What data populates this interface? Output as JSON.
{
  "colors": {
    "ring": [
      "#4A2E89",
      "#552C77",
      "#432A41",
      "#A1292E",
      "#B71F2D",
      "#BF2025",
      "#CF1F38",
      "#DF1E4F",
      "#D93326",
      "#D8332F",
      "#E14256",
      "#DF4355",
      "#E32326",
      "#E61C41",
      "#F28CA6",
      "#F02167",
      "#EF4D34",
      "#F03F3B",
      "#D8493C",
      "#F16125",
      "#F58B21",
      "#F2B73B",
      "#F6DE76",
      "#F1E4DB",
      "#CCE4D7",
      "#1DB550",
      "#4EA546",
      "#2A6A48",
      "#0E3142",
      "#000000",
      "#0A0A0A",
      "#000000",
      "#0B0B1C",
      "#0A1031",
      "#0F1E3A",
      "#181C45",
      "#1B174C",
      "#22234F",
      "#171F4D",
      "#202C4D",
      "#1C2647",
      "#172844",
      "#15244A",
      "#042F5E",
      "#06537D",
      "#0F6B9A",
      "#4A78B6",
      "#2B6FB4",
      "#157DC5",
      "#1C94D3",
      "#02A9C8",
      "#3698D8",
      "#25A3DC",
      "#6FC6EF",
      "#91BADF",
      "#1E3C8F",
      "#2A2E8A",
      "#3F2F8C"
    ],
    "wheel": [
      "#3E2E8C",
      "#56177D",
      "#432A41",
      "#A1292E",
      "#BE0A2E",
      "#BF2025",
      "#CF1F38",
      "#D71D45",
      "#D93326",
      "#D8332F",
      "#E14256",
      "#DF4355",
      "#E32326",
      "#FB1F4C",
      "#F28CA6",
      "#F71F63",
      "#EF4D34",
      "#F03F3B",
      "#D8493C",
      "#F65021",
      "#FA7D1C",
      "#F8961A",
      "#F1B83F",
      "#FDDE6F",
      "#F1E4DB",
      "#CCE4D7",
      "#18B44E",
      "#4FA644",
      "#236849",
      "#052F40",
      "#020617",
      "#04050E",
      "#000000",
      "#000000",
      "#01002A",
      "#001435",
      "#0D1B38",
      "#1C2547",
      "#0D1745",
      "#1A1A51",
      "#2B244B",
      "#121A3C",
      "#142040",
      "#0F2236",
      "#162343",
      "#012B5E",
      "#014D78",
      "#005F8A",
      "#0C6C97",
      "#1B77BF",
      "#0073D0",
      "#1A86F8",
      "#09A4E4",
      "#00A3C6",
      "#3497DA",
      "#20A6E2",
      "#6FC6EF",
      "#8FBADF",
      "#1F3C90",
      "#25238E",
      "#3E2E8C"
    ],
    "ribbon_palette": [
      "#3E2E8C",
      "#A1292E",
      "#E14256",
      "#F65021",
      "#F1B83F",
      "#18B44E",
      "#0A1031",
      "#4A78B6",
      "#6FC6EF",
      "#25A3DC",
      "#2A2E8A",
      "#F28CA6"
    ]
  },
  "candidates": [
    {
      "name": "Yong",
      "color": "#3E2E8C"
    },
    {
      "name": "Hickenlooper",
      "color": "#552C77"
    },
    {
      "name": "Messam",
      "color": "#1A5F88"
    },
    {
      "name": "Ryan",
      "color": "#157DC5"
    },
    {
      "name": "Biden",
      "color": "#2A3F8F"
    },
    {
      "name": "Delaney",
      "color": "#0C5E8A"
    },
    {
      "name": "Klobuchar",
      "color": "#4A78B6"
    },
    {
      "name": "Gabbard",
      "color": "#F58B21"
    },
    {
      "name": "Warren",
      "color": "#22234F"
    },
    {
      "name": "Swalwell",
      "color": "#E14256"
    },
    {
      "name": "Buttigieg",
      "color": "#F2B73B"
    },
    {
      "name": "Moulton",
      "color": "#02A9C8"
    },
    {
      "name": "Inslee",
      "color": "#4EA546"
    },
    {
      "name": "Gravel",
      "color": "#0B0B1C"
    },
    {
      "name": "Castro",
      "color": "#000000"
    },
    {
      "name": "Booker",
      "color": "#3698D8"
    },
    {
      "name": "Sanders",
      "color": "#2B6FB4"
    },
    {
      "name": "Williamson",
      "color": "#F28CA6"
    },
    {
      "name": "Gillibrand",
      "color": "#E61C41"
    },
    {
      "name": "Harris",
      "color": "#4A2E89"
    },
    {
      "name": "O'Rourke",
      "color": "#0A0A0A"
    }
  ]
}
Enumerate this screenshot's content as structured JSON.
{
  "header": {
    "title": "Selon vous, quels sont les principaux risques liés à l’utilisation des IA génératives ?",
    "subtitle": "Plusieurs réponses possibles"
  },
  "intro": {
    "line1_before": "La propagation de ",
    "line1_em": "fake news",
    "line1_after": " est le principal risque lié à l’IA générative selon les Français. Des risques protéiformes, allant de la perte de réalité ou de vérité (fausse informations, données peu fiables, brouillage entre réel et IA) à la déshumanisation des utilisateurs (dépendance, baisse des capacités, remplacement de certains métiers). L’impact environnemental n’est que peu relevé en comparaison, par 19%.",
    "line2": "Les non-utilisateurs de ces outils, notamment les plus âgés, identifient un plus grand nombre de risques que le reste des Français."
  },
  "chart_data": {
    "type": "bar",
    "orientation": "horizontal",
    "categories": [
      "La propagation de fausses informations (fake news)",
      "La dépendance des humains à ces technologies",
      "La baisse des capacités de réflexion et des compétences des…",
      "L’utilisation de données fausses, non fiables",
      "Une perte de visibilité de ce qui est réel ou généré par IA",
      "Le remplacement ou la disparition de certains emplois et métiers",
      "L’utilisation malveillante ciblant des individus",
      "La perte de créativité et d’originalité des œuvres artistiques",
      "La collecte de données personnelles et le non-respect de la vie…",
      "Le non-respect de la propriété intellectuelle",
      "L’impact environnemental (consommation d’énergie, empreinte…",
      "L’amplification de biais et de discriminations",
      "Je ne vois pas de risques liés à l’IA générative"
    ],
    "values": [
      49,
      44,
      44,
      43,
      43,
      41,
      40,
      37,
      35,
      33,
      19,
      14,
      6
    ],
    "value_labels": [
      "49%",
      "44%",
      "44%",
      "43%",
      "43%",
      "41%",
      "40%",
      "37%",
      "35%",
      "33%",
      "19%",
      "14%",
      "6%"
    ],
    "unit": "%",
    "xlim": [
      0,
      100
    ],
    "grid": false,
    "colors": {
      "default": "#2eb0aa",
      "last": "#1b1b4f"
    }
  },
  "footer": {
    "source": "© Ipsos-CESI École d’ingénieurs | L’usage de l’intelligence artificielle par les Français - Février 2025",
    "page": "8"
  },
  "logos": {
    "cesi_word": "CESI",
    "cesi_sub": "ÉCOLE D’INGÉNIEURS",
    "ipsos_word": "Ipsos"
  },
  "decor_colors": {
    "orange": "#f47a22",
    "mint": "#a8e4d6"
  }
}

— WHAT YOU SHOULD DO —
Retype all the material above precisely, with no line left out.

— COMPLETE OUTPUT —
What data populates this interface? Output as JSON.
{
  "colors": {
    "ring": [
      "#4A2E89",
      "#552C77",
      "#432A41",
      "#A1292E",
      "#B71F2D",
      "#BF2025",
      "#CF1F38",
      "#DF1E4F",
      "#D93326",
      "#D8332F",
      "#E14256",
      "#DF4355",
      "#E32326",
      "#E61C41",
      "#F28CA6",
      "#F02167",
      "#EF4D34",
      "#F03F3B",
      "#D8493C",
      "#F16125",
      "#F58B21",
      "#F2B73B",
      "#F6DE76",
      "#F1E4DB",
      "#CCE4D7",
      "#1DB550",
      "#4EA546",
      "#2A6A48",
      "#0E3142",
      "#000000",
      "#0A0A0A",
      "#000000",
      "#0B0B1C",
      "#0A1031",
      "#0F1E3A",
      "#181C45",
      "#1B174C",
      "#22234F",
      "#171F4D",
      "#202C4D",
      "#1C2647",
      "#172844",
      "#15244A",
      "#042F5E",
      "#06537D",
      "#0F6B9A",
      "#4A78B6",
      "#2B6FB4",
      "#157DC5",
      "#1C94D3",
      "#02A9C8",
      "#3698D8",
      "#25A3DC",
      "#6FC6EF",
      "#91BADF",
      "#1E3C8F",
      "#2A2E8A",
      "#3F2F8C"
    ],
    "wheel": [
      "#3E2E8C",
      "#56177D",
      "#432A41",
      "#A1292E",
      "#BE0A2E",
      "#BF2025",
      "#CF1F38",
      "#D71D45",
      "#D93326",
      "#D8332F",
      "#E14256",
      "#DF4355",
      "#E32326",
      "#FB1F4C",
      "#F28CA6",
      "#F71F63",
      "#EF4D34",
      "#F03F3B",
      "#D8493C",
      "#F65021",
      "#FA7D1C",
      "#F8961A",
      "#F1B83F",
      "#FDDE6F",
      "#F1E4DB",
      "#CCE4D7",
      "#18B44E",
      "#4FA644",
      "#236849",
      "#052F40",
      "#020617",
      "#04050E",
      "#000000",
      "#000000",
      "#01002A",
      "#001435",
      "#0D1B38",
      "#1C2547",
      "#0D1745",
      "#1A1A51",
      "#2B244B",
      "#121A3C",
      "#142040",
      "#0F2236",
      "#162343",
      "#012B5E",
      "#014D78",
      "#005F8A",
      "#0C6C97",
      "#1B77BF",
      "#0073D0",
      "#1A86F8",
      "#09A4E4",
      "#00A3C6",
      "#3497DA",
      "#20A6E2",
      "#6FC6EF",
      "#8FBADF",
      "#1F3C90",
      "#25238E",
      "#3E2E8C"
    ],
    "ribbon_palette": [
      "#3E2E8C",
      "#A1292E",
      "#E14256",
      "#F65021",
      "#F1B83F",
      "#18B44E",
      "#0A1031",
      "#4A78B6",
      "#6FC6EF",
      "#25A3DC",
      "#2A2E8A",
      "#F28CA6"
    ]
  },
  "candidates": [
    {
      "name": "Yong",
      "color": "#3E2E8C"
    },
    {
      "name": "Hickenlooper",
      "color": "#552C77"
    },
    {
      "name": "Messam",
      "color": "#1A5F88"
    },
    {
      "name": "Ryan",
      "color": "#157DC5"
    },
    {
      "name": "Biden",
      "color": "#2A3F8F"
    },
    {
      "name": "Delaney",
      "color": "#0C5E8A"
    },
    {
      "name": "Klobuchar",
      "color": "#4A78B6"
    },
    {
      "name": "Gabbard",
      "color": "#F58B21"
    },
    {
      "name": "Warren",
      "color": "#22234F"
    },
    {
      "name": "Swalwell",
      "color": "#E14256"
    },
    {
      "name": "Buttigieg",
      "color": "#F2B73B"
    },
    {
      "name": "Moulton",
      "color": "#02A9C8"
    },
    {
      "name": "Inslee",
      "color": "#4EA546"
    },
    {
      "name": "Gravel",
      "color": "#0B0B1C"
    },
    {
      "name": "Castro",
      "color": "#000000"
    },
    {
      "name": "Booker",
      "color": "#3698D8"
    },
    {
      "name": "Sanders",
      "color": "#2B6FB4"
    },
    {
      "name": "Williamson",
      "color": "#F28CA6"
    },
    {
      "name": "Gillibrand",
      "color": "#E61C41"
    },
    {
      "name": "Harris",
      "color": "#4A2E89"
    },
    {
      "name": "O'Rourke",
      "color": "#0A0A0A"
    }
  ]
}
Enumerate this screenshot's content as structured JSON.
{
  "header": {
    "title": "Selon vous, quels sont les principaux risques liés à l’utilisation des IA génératives ?",
    "subtitle": "Plusieurs réponses possibles"
  },
  "intro": {
    "line1_before": "La propagation de ",
    "line1_em": "fake news",
    "line1_after": " est le principal risque lié à l’IA générative selon les Français. Des risques protéiformes, allant de la perte de réalité ou de vérité (fausse informations, données peu fiables, brouillage entre réel et IA) à la déshumanisation des utilisateurs (dépendance, baisse des capacités, remplacement de certains métiers). L’impact environnemental n’est que peu relevé en comparaison, par 19%.",
    "line2": "Les non-utilisateurs de ces outils, notamment les plus âgés, identifient un plus grand nombre de risques que le reste des Français."
  },
  "chart_data": {
    "type": "bar",
    "orientation": "horizontal",
    "categories": [
      "La propagation de fausses informations (fake news)",
      "La dépendance des humains à ces technologies",
      "La baisse des capacités de réflexion et des compétences des…",
      "L’utilisation de données fausses, non fiables",
      "Une perte de visibilité de ce qui est réel ou généré par IA",
      "Le remplacement ou la disparition de certains emplois et métiers",
      "L’utilisation malveillante ciblant des individus",
      "La perte de créativité et d’originalité des œuvres artistiques",
      "La collecte de données personnelles et le non-respect de la vie…",
      "Le non-respect de la propriété intellectuelle",
      "L’impact environnemental (consommation d’énergie, empreinte…",
      "L’amplification de biais et de discriminations",
      "Je ne vois pas de risques liés à l’IA générative"
    ],
    "values": [
      49,
      44,
      44,
      43,
      43,
      41,
      40,
      37,
      35,
      33,
      19,
      14,
      6
    ],
    "value_labels": [
      "49%",
      "44%",
      "44%",
      "43%",
      "43%",
      "41%",
      "40%",
      "37%",
      "35%",
      "33%",
      "19%",
      "14%",
      "6%"
    ],
    "unit": "%",
    "xlim": [
      0,
      100
    ],
    "grid": false,
    "colors": {
      "default": "#2eb0aa",
      "last": "#1b1b4f"
    }
  },
  "footer": {
    "source": "© Ipsos-CESI École d’ingénieurs | L’usage de l’intelligence artificielle par les Français - Février 2025",
    "page": "8"
  },
  "logos": {
    "cesi_word": "CESI",
    "cesi_sub": "ÉCOLE D’INGÉNIEURS",
    "ipsos_word": "Ipsos"
  },
  "decor_colors": {
    "orange": "#f47a22",
    "mint": "#a8e4d6"
  }
}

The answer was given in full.